DIRECTIONS -
Go through the material and write it all out exactly, minus the pictures.

PROVIDED MATERIAL -

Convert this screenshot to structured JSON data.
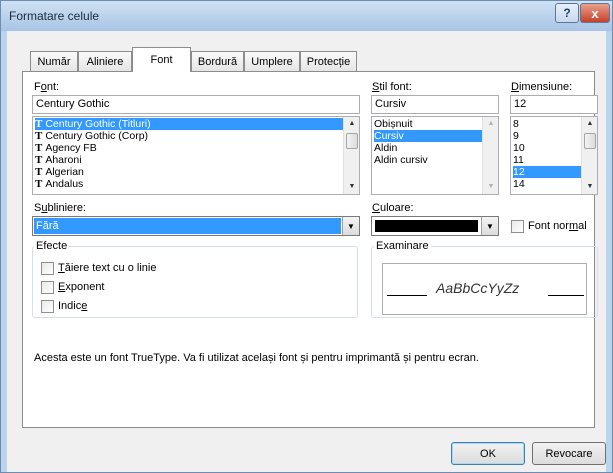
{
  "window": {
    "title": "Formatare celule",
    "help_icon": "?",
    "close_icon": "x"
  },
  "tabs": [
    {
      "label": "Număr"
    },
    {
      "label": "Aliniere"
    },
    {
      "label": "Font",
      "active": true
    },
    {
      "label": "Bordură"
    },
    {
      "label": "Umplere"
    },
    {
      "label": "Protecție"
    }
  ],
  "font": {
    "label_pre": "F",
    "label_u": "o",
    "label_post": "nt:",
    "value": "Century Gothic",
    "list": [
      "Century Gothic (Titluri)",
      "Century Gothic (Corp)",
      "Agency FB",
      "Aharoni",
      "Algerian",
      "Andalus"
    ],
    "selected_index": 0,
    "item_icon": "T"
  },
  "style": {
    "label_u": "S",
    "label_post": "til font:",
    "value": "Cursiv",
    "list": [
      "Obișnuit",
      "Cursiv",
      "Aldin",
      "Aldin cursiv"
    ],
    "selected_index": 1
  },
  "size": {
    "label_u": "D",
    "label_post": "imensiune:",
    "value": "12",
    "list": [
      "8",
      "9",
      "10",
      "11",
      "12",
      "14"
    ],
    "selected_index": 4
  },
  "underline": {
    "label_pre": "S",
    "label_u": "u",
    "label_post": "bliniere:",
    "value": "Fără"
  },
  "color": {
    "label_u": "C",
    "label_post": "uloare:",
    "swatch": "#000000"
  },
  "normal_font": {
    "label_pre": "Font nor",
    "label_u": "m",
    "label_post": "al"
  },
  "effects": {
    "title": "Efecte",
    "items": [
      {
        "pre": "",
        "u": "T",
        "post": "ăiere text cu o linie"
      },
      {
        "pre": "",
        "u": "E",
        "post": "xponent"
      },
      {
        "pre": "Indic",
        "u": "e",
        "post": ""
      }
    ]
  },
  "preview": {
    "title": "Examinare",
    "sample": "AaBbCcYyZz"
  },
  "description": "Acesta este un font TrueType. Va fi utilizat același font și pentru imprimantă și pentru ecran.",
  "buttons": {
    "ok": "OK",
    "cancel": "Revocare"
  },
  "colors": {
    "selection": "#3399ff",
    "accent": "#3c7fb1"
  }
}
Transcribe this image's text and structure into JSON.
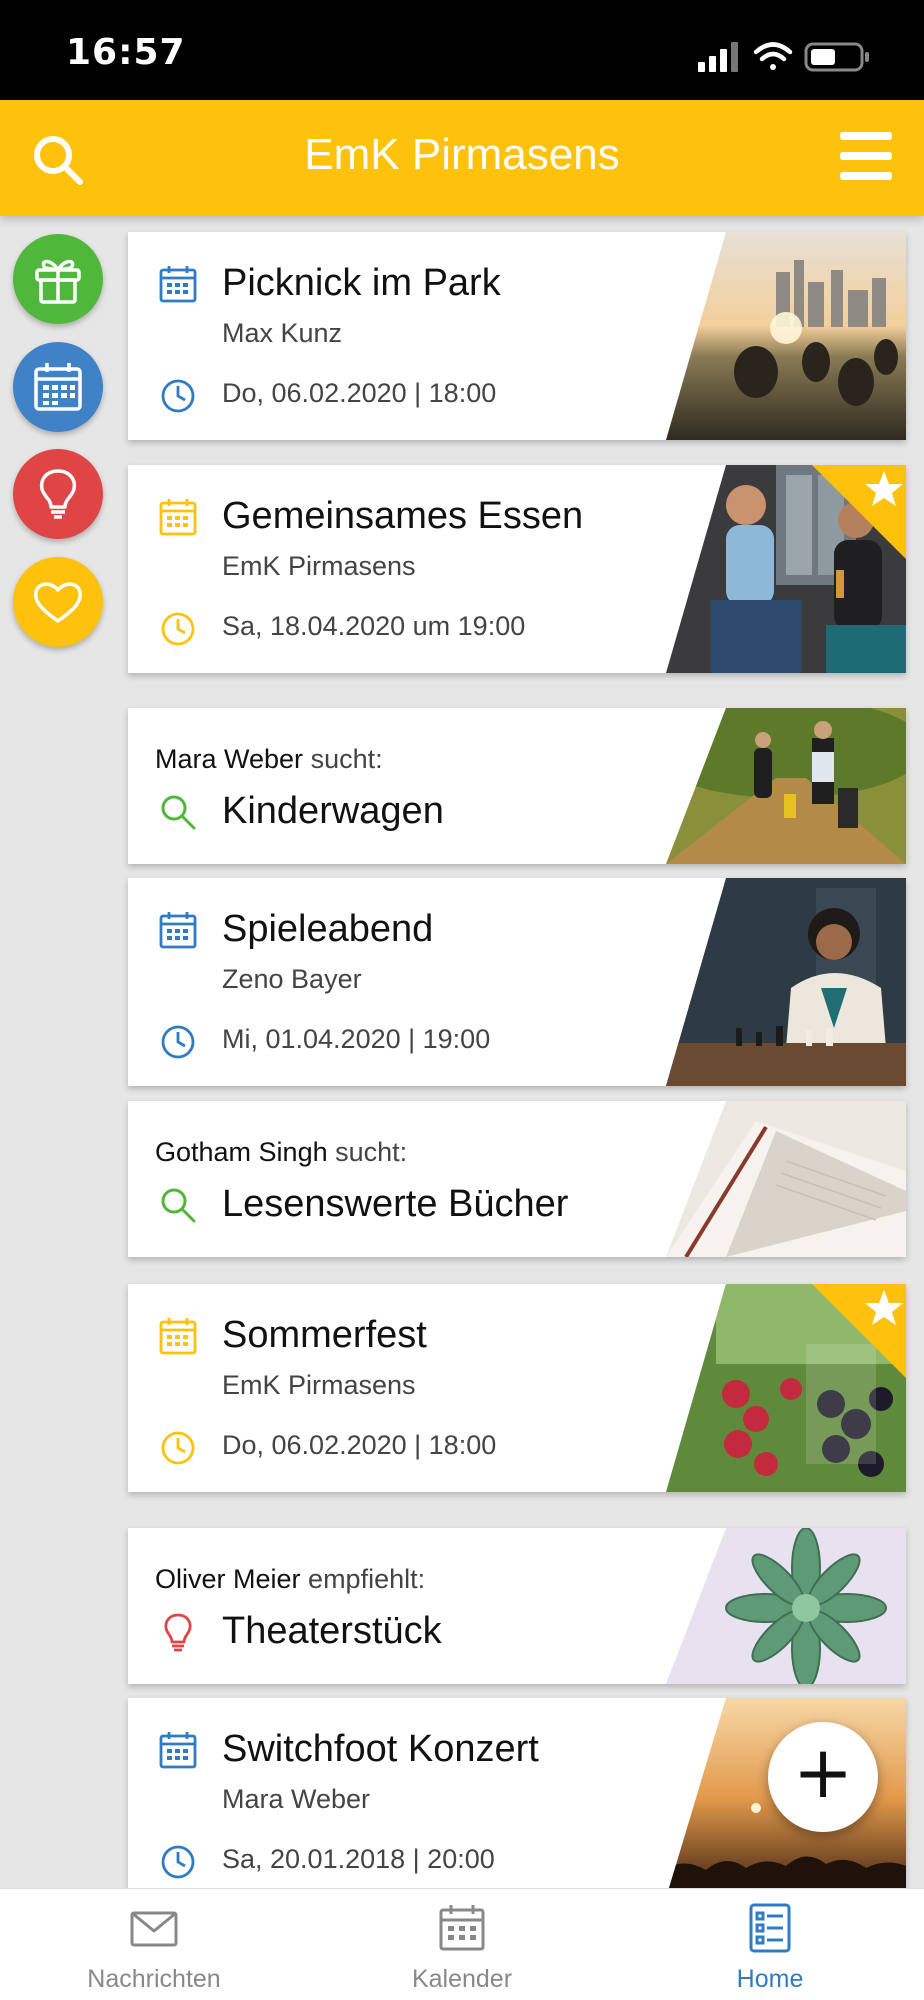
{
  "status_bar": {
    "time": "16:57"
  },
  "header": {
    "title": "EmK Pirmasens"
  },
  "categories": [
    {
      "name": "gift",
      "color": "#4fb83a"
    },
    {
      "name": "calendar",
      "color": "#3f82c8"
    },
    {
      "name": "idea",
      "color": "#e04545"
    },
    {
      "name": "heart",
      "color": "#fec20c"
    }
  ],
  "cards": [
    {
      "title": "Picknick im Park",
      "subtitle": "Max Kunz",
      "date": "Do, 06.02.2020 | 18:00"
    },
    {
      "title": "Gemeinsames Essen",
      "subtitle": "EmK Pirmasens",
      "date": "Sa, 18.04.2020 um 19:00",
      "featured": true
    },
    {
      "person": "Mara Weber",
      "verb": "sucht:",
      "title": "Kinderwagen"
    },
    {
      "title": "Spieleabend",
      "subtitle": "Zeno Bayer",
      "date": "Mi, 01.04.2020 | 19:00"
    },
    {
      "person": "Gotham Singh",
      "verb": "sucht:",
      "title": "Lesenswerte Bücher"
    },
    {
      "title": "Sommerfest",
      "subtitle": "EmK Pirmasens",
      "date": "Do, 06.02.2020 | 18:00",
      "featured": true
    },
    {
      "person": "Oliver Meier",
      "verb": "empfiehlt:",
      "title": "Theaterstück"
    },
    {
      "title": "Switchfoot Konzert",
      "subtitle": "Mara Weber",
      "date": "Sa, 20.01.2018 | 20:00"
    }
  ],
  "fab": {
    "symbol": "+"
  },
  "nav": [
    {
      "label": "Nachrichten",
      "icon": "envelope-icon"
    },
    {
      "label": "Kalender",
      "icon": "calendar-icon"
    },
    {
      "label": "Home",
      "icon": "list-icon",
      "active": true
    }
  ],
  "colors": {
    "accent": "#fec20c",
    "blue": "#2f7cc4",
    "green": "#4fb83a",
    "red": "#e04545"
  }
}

THE OUTPUT -
Convert this screenshot to structured JSON data.
{
  "window": {
    "title": "Formatare celule",
    "help_icon": "?",
    "close_icon": "x"
  },
  "tabs": [
    {
      "label": "Număr"
    },
    {
      "label": "Aliniere"
    },
    {
      "label": "Font",
      "active": true
    },
    {
      "label": "Bordură"
    },
    {
      "label": "Umplere"
    },
    {
      "label": "Protecție"
    }
  ],
  "font": {
    "label_pre": "F",
    "label_u": "o",
    "label_post": "nt:",
    "value": "Century Gothic",
    "list": [
      "Century Gothic (Titluri)",
      "Century Gothic (Corp)",
      "Agency FB",
      "Aharoni",
      "Algerian",
      "Andalus"
    ],
    "selected_index": 0,
    "item_icon": "T"
  },
  "style": {
    "label_u": "S",
    "label_post": "til font:",
    "value": "Cursiv",
    "list": [
      "Obișnuit",
      "Cursiv",
      "Aldin",
      "Aldin cursiv"
    ],
    "selected_index": 1
  },
  "size": {
    "label_u": "D",
    "label_post": "imensiune:",
    "value": "12",
    "list": [
      "8",
      "9",
      "10",
      "11",
      "12",
      "14"
    ],
    "selected_index": 4
  },
  "underline": {
    "label_pre": "S",
    "label_u": "u",
    "label_post": "bliniere:",
    "value": "Fără"
  },
  "color": {
    "label_u": "C",
    "label_post": "uloare:",
    "swatch": "#000000"
  },
  "normal_font": {
    "label_pre": "Font nor",
    "label_u": "m",
    "label_post": "al"
  },
  "effects": {
    "title": "Efecte",
    "items": [
      {
        "pre": "",
        "u": "T",
        "post": "ăiere text cu o linie"
      },
      {
        "pre": "",
        "u": "E",
        "post": "xponent"
      },
      {
        "pre": "Indic",
        "u": "e",
        "post": ""
      }
    ]
  },
  "preview": {
    "title": "Examinare",
    "sample": "AaBbCcYyZz"
  },
  "description": "Acesta este un font TrueType. Va fi utilizat același font și pentru imprimantă și pentru ecran.",
  "buttons": {
    "ok": "OK",
    "cancel": "Revocare"
  },
  "colors": {
    "selection": "#3399ff",
    "accent": "#3c7fb1"
  }
}
Transcribe this image's text and structure into JSON.
{
  "status_bar": {
    "time": "16:57"
  },
  "header": {
    "title": "EmK Pirmasens"
  },
  "categories": [
    {
      "name": "gift",
      "color": "#4fb83a"
    },
    {
      "name": "calendar",
      "color": "#3f82c8"
    },
    {
      "name": "idea",
      "color": "#e04545"
    },
    {
      "name": "heart",
      "color": "#fec20c"
    }
  ],
  "cards": [
    {
      "title": "Picknick im Park",
      "subtitle": "Max Kunz",
      "date": "Do, 06.02.2020 | 18:00"
    },
    {
      "title": "Gemeinsames Essen",
      "subtitle": "EmK Pirmasens",
      "date": "Sa, 18.04.2020 um 19:00",
      "featured": true
    },
    {
      "person": "Mara Weber",
      "verb": "sucht:",
      "title": "Kinderwagen"
    },
    {
      "title": "Spieleabend",
      "subtitle": "Zeno Bayer",
      "date": "Mi, 01.04.2020 | 19:00"
    },
    {
      "person": "Gotham Singh",
      "verb": "sucht:",
      "title": "Lesenswerte Bücher"
    },
    {
      "title": "Sommerfest",
      "subtitle": "EmK Pirmasens",
      "date": "Do, 06.02.2020 | 18:00",
      "featured": true
    },
    {
      "person": "Oliver Meier",
      "verb": "empfiehlt:",
      "title": "Theaterstück"
    },
    {
      "title": "Switchfoot Konzert",
      "subtitle": "Mara Weber",
      "date": "Sa, 20.01.2018 | 20:00"
    }
  ],
  "fab": {
    "symbol": "+"
  },
  "nav": [
    {
      "label": "Nachrichten",
      "icon": "envelope-icon"
    },
    {
      "label": "Kalender",
      "icon": "calendar-icon"
    },
    {
      "label": "Home",
      "icon": "list-icon",
      "active": true
    }
  ],
  "colors": {
    "accent": "#fec20c",
    "blue": "#2f7cc4",
    "green": "#4fb83a",
    "red": "#e04545"
  }
}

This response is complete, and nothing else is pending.